> WHAT THIS TASK INVOLVES: Set out each line from the following listing that includes the word "Technical".

(A run of records)
⟨

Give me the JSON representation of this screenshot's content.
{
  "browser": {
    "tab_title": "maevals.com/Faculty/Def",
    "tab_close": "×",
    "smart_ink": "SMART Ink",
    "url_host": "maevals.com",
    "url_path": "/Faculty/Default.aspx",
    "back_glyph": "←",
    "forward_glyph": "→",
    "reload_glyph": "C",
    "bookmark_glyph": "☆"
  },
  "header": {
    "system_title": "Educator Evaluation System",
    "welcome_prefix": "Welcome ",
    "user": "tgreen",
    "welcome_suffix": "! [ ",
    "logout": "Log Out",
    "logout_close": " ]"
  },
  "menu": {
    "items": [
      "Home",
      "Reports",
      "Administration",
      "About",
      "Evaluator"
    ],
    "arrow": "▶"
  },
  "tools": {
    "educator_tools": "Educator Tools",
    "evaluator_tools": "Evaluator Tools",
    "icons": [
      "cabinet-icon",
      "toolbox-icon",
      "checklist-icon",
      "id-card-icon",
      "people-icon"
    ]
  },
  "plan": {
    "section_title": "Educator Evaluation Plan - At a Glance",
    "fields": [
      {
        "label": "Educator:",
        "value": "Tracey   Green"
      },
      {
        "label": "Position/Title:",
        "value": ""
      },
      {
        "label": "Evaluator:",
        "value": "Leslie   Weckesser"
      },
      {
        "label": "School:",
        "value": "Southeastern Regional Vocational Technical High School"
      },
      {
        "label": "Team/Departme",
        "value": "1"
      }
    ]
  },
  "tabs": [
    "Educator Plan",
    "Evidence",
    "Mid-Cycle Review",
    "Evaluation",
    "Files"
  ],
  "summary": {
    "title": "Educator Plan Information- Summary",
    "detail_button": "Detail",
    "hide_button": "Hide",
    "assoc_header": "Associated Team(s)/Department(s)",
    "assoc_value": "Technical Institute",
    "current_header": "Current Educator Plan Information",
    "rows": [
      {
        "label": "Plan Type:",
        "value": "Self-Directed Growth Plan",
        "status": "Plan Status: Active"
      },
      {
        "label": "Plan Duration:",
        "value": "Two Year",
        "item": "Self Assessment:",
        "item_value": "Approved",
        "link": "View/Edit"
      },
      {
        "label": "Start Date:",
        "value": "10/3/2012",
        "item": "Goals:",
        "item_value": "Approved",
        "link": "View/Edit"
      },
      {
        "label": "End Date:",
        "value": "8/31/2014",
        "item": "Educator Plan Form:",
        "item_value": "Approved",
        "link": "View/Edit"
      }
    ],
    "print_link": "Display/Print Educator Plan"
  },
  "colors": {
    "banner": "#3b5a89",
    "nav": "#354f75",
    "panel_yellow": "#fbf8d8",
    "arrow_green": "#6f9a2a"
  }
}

⟩

> OUTPUT BELOW:
        "value": "Southeastern Regional Vocational Technical High School"
    "assoc_value": "Technical Institute",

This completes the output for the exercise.